§ **Supplied information**:
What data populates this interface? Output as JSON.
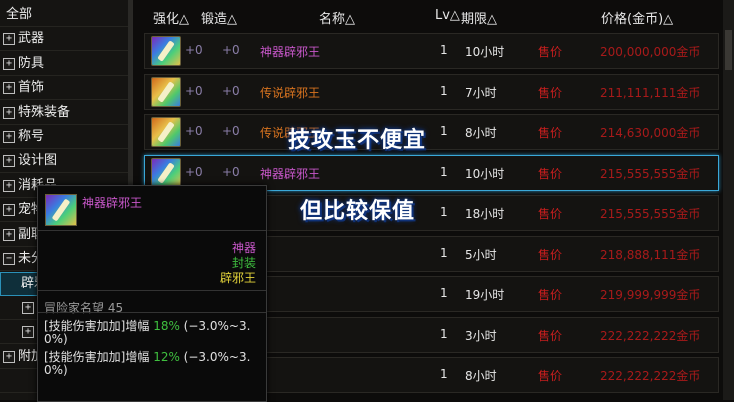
{
  "tree": {
    "items": [
      {
        "label": "全部",
        "expander": ""
      },
      {
        "label": "武器",
        "expander": "+"
      },
      {
        "label": "防具",
        "expander": "+"
      },
      {
        "label": "首饰",
        "expander": "+"
      },
      {
        "label": "特殊装备",
        "expander": "+"
      },
      {
        "label": "称号",
        "expander": "+"
      },
      {
        "label": "设计图",
        "expander": "+"
      },
      {
        "label": "消耗品",
        "expander": "+"
      },
      {
        "label": "宠物",
        "expander": "+"
      },
      {
        "label": "副职业",
        "expander": "+"
      },
      {
        "label": "未分类",
        "expander": "−"
      },
      {
        "label": "辟邪玉",
        "expander": ""
      },
      {
        "label": "",
        "expander": "+"
      },
      {
        "label": "",
        "expander": "+"
      },
      {
        "label": "附加",
        "expander": "+"
      },
      {
        "label": "",
        "expander": ""
      }
    ]
  },
  "header": {
    "enhance": "强化△",
    "forge": "锻造△",
    "name": "名称△",
    "lv": "Lv△",
    "period": "期限△",
    "price": "价格(金币)△"
  },
  "rows": [
    {
      "enhance": "+0",
      "forge": "+0",
      "name": "神器辟邪王",
      "grade": "epic",
      "lv": "1",
      "period": "10小时",
      "sell": "售价",
      "price": "200,000,000金币"
    },
    {
      "enhance": "+0",
      "forge": "+0",
      "name": "传说辟邪王",
      "grade": "legendary",
      "lv": "1",
      "period": "7小时",
      "sell": "售价",
      "price": "211,111,111金币"
    },
    {
      "enhance": "+0",
      "forge": "+0",
      "name": "传说辟邪王",
      "grade": "legendary",
      "lv": "1",
      "period": "8小时",
      "sell": "售价",
      "price": "214,630,000金币"
    },
    {
      "enhance": "+0",
      "forge": "+0",
      "name": "神器辟邪王",
      "grade": "epic",
      "lv": "1",
      "period": "10小时",
      "sell": "售价",
      "price": "215,555,555金币"
    },
    {
      "enhance": "",
      "forge": "",
      "name": "",
      "grade": "epic",
      "lv": "1",
      "period": "18小时",
      "sell": "售价",
      "price": "215,555,555金币"
    },
    {
      "enhance": "",
      "forge": "",
      "name": "",
      "grade": "epic",
      "lv": "1",
      "period": "5小时",
      "sell": "售价",
      "price": "218,888,111金币"
    },
    {
      "enhance": "",
      "forge": "",
      "name": "",
      "grade": "epic",
      "lv": "1",
      "period": "19小时",
      "sell": "售价",
      "price": "219,999,999金币"
    },
    {
      "enhance": "",
      "forge": "",
      "name": "",
      "grade": "epic",
      "lv": "1",
      "period": "3小时",
      "sell": "售价",
      "price": "222,222,222金币"
    },
    {
      "enhance": "",
      "forge": "",
      "name": "",
      "grade": "epic",
      "lv": "1",
      "period": "8小时",
      "sell": "售价",
      "price": "222,222,222金币"
    }
  ],
  "captions": {
    "top": "技攻玉不便宜",
    "bottom": "但比较保值"
  },
  "tooltip": {
    "name": "神器辟邪王",
    "grade": "神器",
    "bind": "封装",
    "type": "辟邪王",
    "fame": "冒险家名望 45",
    "line1_prefix": "[技能伤害加加]增幅 ",
    "line1_value": "18%",
    "line1_range": " (−3.0%~3.",
    "line1_wrap": "0%)",
    "line2_prefix": "[技能伤害加加]增幅 ",
    "line2_value": "12%",
    "line2_range": " (−3.0%~3.",
    "line2_wrap": "0%)"
  }
}
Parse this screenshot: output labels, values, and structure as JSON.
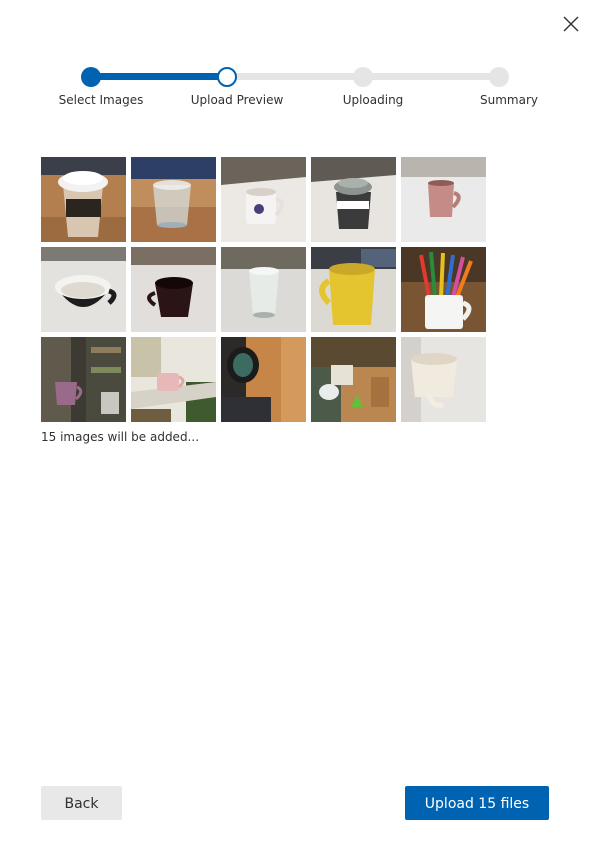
{
  "dialog": {
    "close_icon": "close-icon"
  },
  "stepper": {
    "steps": [
      {
        "label": "Select Images",
        "state": "done"
      },
      {
        "label": "Upload Preview",
        "state": "current"
      },
      {
        "label": "Uploading",
        "state": "todo"
      },
      {
        "label": "Summary",
        "state": "todo"
      }
    ],
    "accent_color": "#0063b1",
    "inactive_color": "#e5e5e5"
  },
  "preview": {
    "images": [
      {
        "subject": "paper-coffee-cup-photo"
      },
      {
        "subject": "glass-photo"
      },
      {
        "subject": "white-mug-photo"
      },
      {
        "subject": "travel-mug-photo"
      },
      {
        "subject": "pink-mug-photo"
      },
      {
        "subject": "black-white-cup-photo"
      },
      {
        "subject": "dark-red-cup-photo"
      },
      {
        "subject": "glass-photo"
      },
      {
        "subject": "yellow-mug-photo"
      },
      {
        "subject": "pencil-mug-photo"
      },
      {
        "subject": "hanging-mug-photo"
      },
      {
        "subject": "pink-cup-on-shelf-photo"
      },
      {
        "subject": "black-cup-photo"
      },
      {
        "subject": "cups-on-table-photo"
      },
      {
        "subject": "white-mug-photo"
      }
    ],
    "count_text": "15 images will be added..."
  },
  "footer": {
    "back_label": "Back",
    "upload_label": "Upload 15 files"
  }
}
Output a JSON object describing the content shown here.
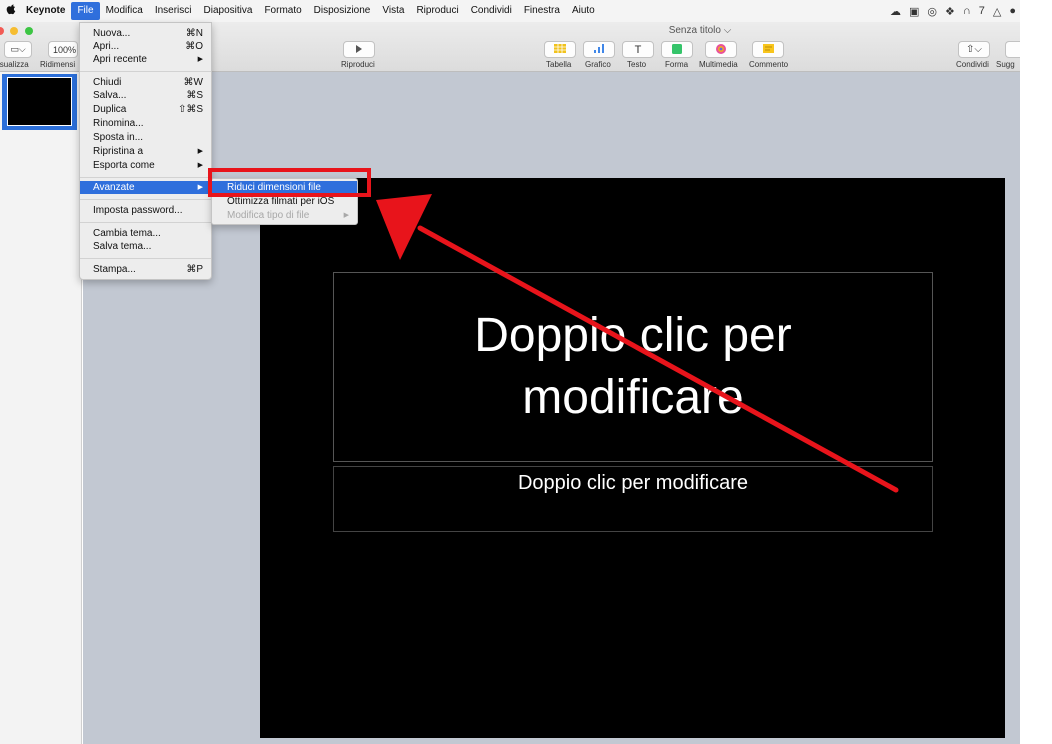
{
  "menubar": {
    "app": "Keynote",
    "items": [
      "File",
      "Modifica",
      "Inserisci",
      "Diapositiva",
      "Formato",
      "Disposizione",
      "Vista",
      "Riproduci",
      "Condividi",
      "Finestra",
      "Aiuto"
    ],
    "status_text": "7"
  },
  "window": {
    "title": "Senza titolo ⌵",
    "zoom": "100%"
  },
  "toolbar": {
    "visualizza": "isualizza",
    "ridimensiona": "Ridimensi",
    "riproduci": "Riproduci",
    "tabella": "Tabella",
    "grafico": "Grafico",
    "testo": "Testo",
    "forma": "Forma",
    "multimedia": "Multimedia",
    "commento": "Commento",
    "condividi": "Condividi",
    "suggerimenti": "Sugg"
  },
  "file_menu": {
    "nuova": "Nuova...",
    "nuova_sc": "⌘N",
    "apri": "Apri...",
    "apri_sc": "⌘O",
    "apri_recente": "Apri recente",
    "chiudi": "Chiudi",
    "chiudi_sc": "⌘W",
    "salva": "Salva...",
    "salva_sc": "⌘S",
    "duplica": "Duplica",
    "duplica_sc": "⇧⌘S",
    "rinomina": "Rinomina...",
    "sposta": "Sposta in...",
    "ripristina": "Ripristina a",
    "esporta": "Esporta come",
    "avanzate": "Avanzate",
    "password": "Imposta password...",
    "cambia_tema": "Cambia tema...",
    "salva_tema": "Salva tema...",
    "stampa": "Stampa...",
    "stampa_sc": "⌘P",
    "arrow": "▶"
  },
  "submenu": {
    "riduci": "Riduci dimensioni file",
    "ottimizza": "Ottimizza filmati per iOS",
    "modifica_tipo": "Modifica tipo di file",
    "arrow": "▶"
  },
  "slide": {
    "title": "Doppio clic per modificare",
    "subtitle": "Doppio clic per modificare"
  },
  "colors": {
    "menu_highlight": "#2f6fdc",
    "annotation": "#e8141b"
  }
}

§ **What you will do**: From the data above, work out how many lines hold "this". Answer with the number alone.

§ **Result**: 2